- Task description -
Entries follow. Return each line that contains the word "document".

** Data for review follows **

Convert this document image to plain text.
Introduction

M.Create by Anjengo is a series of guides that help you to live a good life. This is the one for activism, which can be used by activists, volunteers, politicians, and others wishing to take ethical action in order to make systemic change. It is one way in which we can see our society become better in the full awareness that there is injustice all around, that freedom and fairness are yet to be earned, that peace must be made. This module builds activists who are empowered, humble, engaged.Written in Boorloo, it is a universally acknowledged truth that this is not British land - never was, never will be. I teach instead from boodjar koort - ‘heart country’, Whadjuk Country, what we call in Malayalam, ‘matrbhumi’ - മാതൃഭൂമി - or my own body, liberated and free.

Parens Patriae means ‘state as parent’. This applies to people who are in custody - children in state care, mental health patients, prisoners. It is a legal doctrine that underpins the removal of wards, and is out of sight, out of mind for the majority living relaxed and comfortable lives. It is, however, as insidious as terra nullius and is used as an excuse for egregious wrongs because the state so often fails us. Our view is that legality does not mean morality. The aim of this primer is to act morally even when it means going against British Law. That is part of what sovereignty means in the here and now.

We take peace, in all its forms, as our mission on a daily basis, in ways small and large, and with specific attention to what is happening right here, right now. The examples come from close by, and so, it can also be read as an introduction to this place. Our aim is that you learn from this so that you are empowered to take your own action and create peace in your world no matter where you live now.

** End of Data for review **
** Data for review follows **

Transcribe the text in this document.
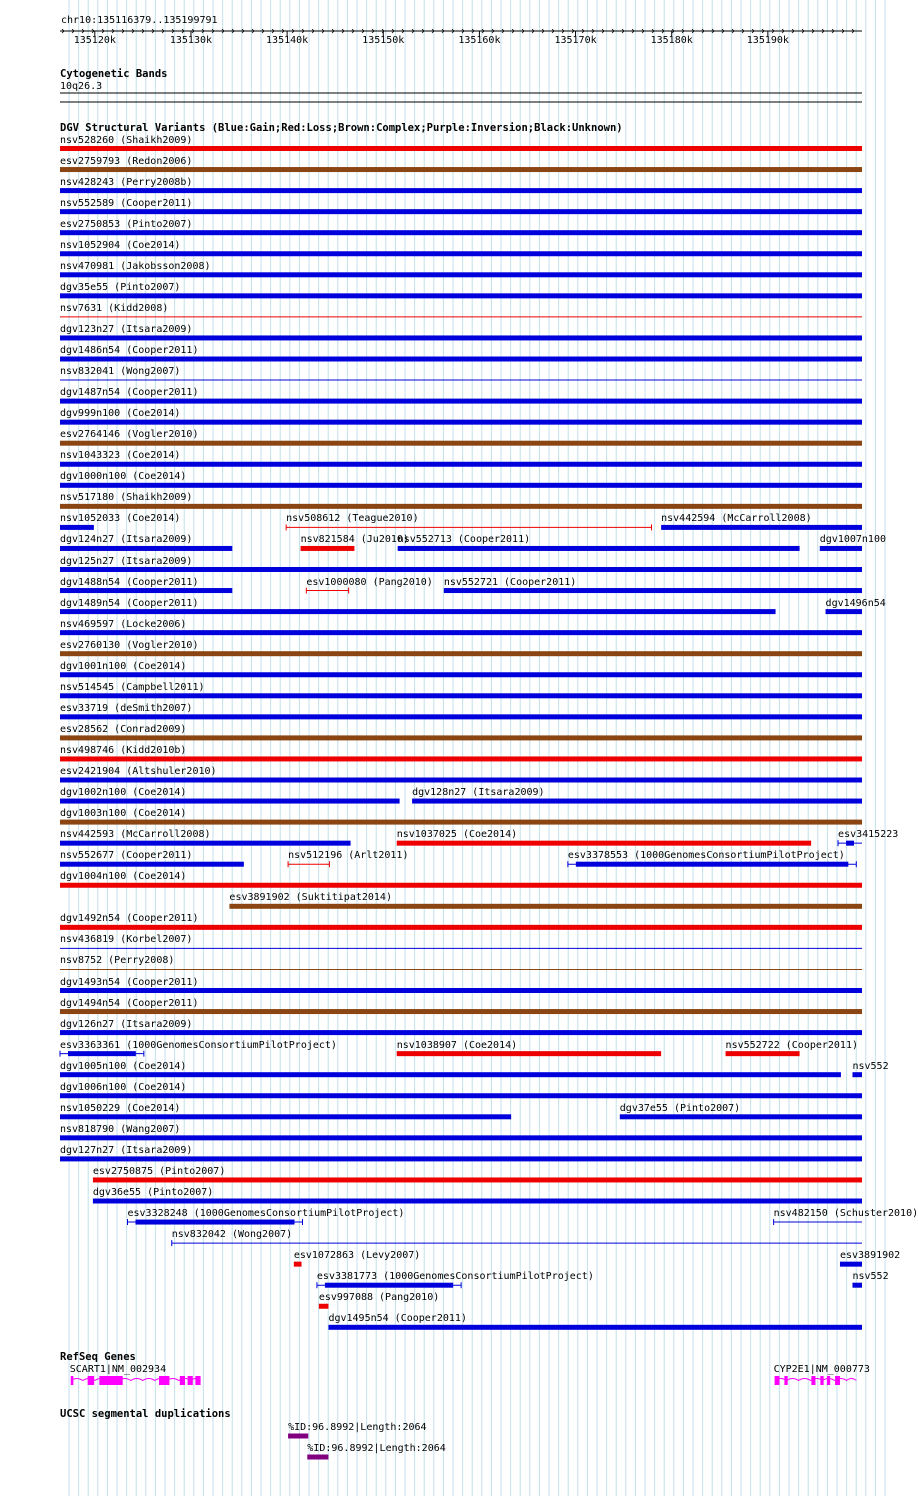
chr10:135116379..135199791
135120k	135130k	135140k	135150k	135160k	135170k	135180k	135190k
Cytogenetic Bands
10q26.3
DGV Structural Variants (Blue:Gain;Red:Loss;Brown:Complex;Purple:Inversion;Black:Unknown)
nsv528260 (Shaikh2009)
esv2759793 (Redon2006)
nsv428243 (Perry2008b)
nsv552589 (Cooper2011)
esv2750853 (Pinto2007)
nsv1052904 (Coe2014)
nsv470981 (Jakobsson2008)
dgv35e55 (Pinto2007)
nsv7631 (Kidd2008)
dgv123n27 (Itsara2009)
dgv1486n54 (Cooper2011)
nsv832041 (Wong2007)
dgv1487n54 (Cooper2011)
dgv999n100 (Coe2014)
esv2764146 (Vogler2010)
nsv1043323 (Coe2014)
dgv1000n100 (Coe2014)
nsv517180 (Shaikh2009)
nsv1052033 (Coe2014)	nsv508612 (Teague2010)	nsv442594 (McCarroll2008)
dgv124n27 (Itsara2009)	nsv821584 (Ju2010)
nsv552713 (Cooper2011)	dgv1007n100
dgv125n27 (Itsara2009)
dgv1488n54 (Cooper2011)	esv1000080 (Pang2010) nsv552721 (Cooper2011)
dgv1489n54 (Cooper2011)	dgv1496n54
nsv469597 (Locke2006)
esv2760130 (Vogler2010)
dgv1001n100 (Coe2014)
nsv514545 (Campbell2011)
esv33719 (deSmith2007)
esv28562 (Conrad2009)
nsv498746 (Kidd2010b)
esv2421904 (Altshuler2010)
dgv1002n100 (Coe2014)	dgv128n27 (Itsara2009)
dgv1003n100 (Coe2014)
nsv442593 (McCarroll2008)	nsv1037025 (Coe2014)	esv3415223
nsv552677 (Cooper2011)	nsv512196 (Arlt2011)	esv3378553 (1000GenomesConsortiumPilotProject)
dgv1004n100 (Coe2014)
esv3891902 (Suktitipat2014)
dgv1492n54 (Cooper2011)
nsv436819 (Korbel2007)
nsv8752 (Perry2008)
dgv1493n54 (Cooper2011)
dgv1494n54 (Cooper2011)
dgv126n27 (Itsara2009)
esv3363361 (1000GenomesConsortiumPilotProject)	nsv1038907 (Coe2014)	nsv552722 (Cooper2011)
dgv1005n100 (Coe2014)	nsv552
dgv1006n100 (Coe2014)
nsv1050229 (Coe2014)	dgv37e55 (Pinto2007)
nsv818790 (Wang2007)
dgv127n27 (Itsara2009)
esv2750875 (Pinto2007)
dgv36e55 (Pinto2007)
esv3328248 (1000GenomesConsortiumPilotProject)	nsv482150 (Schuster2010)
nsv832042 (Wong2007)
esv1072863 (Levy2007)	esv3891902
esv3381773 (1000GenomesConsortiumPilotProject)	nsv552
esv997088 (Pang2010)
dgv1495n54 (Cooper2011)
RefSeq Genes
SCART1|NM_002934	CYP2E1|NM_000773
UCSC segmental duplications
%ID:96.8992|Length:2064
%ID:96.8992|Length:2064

** End of Data for review **

- Response -
Convert this document image to plain text.
Transcribe the text in this document.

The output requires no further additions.